*Written instruction*. Pick out all lines of the entries that include the word "importations" and copy them.

Saved entries:

___

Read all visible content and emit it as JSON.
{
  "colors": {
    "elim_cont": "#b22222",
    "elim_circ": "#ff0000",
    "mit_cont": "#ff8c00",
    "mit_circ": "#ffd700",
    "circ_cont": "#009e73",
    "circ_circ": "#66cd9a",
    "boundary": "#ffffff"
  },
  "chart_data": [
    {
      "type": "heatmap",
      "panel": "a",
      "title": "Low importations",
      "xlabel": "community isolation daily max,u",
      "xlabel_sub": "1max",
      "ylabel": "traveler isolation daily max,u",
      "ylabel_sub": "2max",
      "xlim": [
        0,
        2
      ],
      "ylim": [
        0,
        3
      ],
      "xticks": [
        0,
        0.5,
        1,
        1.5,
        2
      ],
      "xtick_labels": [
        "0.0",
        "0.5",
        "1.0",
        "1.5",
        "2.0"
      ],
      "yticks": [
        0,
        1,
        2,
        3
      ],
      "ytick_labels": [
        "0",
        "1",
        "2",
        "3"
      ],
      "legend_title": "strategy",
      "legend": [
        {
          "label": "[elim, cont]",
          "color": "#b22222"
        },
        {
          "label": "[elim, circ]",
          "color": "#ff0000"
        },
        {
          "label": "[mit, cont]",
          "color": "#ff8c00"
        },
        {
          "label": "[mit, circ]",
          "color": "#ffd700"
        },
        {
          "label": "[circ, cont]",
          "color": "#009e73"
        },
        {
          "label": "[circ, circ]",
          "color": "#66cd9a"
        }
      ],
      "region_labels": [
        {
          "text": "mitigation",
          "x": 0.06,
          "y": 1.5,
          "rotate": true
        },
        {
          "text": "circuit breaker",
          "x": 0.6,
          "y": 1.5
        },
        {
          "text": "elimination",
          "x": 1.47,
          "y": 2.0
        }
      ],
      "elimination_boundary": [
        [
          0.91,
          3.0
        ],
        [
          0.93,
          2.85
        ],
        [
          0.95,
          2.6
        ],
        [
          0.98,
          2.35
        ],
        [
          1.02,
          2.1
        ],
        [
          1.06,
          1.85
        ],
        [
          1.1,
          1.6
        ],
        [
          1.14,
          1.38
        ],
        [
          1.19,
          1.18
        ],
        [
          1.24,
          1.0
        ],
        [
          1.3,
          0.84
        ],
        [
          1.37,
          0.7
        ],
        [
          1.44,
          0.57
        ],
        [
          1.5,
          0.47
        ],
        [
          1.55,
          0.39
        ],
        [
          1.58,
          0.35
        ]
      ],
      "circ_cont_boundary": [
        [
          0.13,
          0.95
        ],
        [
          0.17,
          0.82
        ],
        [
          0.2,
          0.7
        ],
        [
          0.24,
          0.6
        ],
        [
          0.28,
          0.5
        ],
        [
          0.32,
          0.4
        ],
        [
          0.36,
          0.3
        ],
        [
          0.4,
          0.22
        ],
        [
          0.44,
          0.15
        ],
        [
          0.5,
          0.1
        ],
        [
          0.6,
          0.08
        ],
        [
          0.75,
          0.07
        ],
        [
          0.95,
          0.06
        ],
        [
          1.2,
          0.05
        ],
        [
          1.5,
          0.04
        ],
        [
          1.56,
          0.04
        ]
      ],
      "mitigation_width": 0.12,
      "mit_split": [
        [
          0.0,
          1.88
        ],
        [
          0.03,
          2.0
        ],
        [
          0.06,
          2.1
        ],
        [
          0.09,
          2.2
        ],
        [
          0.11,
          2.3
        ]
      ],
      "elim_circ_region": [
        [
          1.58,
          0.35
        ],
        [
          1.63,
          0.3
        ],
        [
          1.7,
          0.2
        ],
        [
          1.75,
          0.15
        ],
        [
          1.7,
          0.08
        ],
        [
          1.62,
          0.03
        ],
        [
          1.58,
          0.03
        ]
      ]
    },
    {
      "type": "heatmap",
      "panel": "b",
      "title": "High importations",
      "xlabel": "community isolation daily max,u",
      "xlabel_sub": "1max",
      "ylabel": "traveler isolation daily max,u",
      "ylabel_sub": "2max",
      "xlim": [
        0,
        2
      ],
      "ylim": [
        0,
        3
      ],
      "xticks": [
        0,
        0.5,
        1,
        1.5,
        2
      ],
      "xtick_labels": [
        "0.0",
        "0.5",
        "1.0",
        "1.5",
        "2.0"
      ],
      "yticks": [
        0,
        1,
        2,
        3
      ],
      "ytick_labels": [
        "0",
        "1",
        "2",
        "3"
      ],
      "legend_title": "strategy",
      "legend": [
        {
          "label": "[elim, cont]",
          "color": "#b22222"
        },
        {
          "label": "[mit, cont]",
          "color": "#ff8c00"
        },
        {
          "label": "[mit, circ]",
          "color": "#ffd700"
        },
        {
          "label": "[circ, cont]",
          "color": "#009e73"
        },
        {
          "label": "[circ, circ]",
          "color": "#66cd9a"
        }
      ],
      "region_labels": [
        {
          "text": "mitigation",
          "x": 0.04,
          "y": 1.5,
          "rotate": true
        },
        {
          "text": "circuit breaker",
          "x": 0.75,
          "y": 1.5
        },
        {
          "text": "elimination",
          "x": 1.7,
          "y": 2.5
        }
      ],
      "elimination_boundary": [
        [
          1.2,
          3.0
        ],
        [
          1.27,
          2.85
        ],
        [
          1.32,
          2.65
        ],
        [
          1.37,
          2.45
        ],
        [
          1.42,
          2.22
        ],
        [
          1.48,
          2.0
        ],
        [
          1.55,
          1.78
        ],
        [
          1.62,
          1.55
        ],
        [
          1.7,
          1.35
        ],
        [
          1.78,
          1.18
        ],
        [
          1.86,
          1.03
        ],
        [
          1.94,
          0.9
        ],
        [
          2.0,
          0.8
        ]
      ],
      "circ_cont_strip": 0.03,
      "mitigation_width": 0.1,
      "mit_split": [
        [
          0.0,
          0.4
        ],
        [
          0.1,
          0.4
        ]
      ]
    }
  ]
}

___

*The reply*.
      "title": "Low importations",
      "title": "High importations",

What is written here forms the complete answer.